◆ What the task asks: Copy each entry as it stands, leaving nothing out.

[Saved entries]
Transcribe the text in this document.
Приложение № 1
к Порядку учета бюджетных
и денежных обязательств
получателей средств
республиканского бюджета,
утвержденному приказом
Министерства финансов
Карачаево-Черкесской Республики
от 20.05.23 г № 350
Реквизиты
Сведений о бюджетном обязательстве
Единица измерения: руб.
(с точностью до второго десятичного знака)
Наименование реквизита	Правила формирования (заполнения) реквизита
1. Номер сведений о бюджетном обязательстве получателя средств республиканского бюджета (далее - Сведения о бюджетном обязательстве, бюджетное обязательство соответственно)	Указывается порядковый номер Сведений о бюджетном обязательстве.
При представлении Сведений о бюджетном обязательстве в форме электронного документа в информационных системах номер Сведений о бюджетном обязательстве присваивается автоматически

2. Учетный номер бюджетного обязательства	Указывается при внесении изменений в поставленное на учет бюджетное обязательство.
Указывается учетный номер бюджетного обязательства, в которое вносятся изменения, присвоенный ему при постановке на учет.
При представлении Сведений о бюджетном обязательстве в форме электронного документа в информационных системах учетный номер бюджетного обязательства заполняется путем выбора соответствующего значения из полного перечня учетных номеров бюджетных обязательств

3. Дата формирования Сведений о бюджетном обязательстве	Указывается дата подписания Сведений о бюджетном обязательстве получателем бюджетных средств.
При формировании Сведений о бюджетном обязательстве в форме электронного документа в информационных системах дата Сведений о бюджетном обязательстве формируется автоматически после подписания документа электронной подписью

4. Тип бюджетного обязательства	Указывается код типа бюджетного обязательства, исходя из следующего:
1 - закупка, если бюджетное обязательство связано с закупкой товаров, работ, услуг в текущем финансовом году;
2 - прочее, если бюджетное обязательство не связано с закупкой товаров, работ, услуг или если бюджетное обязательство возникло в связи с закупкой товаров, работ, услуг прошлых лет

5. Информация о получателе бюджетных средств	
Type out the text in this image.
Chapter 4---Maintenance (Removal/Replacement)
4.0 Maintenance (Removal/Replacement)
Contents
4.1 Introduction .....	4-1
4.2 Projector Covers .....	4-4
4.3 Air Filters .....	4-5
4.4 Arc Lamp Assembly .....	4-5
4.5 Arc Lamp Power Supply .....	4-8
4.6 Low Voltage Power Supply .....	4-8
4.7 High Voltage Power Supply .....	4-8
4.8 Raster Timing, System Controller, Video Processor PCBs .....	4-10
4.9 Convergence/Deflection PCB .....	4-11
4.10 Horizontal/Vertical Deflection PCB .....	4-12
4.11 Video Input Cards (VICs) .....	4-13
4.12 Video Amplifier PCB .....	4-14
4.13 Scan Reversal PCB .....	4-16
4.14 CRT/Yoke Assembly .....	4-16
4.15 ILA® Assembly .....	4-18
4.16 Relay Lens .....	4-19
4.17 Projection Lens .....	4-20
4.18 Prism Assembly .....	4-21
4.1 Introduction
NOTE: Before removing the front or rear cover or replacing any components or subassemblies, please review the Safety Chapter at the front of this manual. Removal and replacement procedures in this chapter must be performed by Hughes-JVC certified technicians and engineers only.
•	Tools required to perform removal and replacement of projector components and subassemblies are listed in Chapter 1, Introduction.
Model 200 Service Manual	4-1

◆ Result of the exercise:
Transcribe the text in this document.
Приложение № 1
к Порядку учета бюджетных
и денежных обязательств
получателей средств
республиканского бюджета,
утвержденному приказом
Министерства финансов
Карачаево-Черкесской Республики
от 20.05.23 г № 350
Реквизиты
Сведений о бюджетном обязательстве
Единица измерения: руб.
(с точностью до второго десятичного знака)
Наименование реквизита	Правила формирования (заполнения) реквизита
1. Номер сведений о бюджетном обязательстве получателя средств республиканского бюджета (далее - Сведения о бюджетном обязательстве, бюджетное обязательство соответственно)	Указывается порядковый номер Сведений о бюджетном обязательстве.
При представлении Сведений о бюджетном обязательстве в форме электронного документа в информационных системах номер Сведений о бюджетном обязательстве присваивается автоматически

2. Учетный номер бюджетного обязательства	Указывается при внесении изменений в поставленное на учет бюджетное обязательство.
Указывается учетный номер бюджетного обязательства, в которое вносятся изменения, присвоенный ему при постановке на учет.
При представлении Сведений о бюджетном обязательстве в форме электронного документа в информационных системах учетный номер бюджетного обязательства заполняется путем выбора соответствующего значения из полного перечня учетных номеров бюджетных обязательств

3. Дата формирования Сведений о бюджетном обязательстве	Указывается дата подписания Сведений о бюджетном обязательстве получателем бюджетных средств.
При формировании Сведений о бюджетном обязательстве в форме электронного документа в информационных системах дата Сведений о бюджетном обязательстве формируется автоматически после подписания документа электронной подписью

4. Тип бюджетного обязательства	Указывается код типа бюджетного обязательства, исходя из следующего:
1 - закупка, если бюджетное обязательство связано с закупкой товаров, работ, услуг в текущем финансовом году;
2 - прочее, если бюджетное обязательство не связано с закупкой товаров, работ, услуг или если бюджетное обязательство возникло в связи с закупкой товаров, работ, услуг прошлых лет

5. Информация о получателе бюджетных средств	
Type out the text in this image.
Chapter 4---Maintenance (Removal/Replacement)
4.0 Maintenance (Removal/Replacement)
Contents
4.1 Introduction .....	4-1
4.2 Projector Covers .....	4-4
4.3 Air Filters .....	4-5
4.4 Arc Lamp Assembly .....	4-5
4.5 Arc Lamp Power Supply .....	4-8
4.6 Low Voltage Power Supply .....	4-8
4.7 High Voltage Power Supply .....	4-8
4.8 Raster Timing, System Controller, Video Processor PCBs .....	4-10
4.9 Convergence/Deflection PCB .....	4-11
4.10 Horizontal/Vertical Deflection PCB .....	4-12
4.11 Video Input Cards (VICs) .....	4-13
4.12 Video Amplifier PCB .....	4-14
4.13 Scan Reversal PCB .....	4-16
4.14 CRT/Yoke Assembly .....	4-16
4.15 ILA® Assembly .....	4-18
4.16 Relay Lens .....	4-19
4.17 Projection Lens .....	4-20
4.18 Prism Assembly .....	4-21
4.1 Introduction
NOTE: Before removing the front or rear cover or replacing any components or subassemblies, please review the Safety Chapter at the front of this manual. Removal and replacement procedures in this chapter must be performed by Hughes-JVC certified technicians and engineers only.
•	Tools required to perform removal and replacement of projector components and subassemblies are listed in Chapter 1, Introduction.
Model 200 Service Manual	4-1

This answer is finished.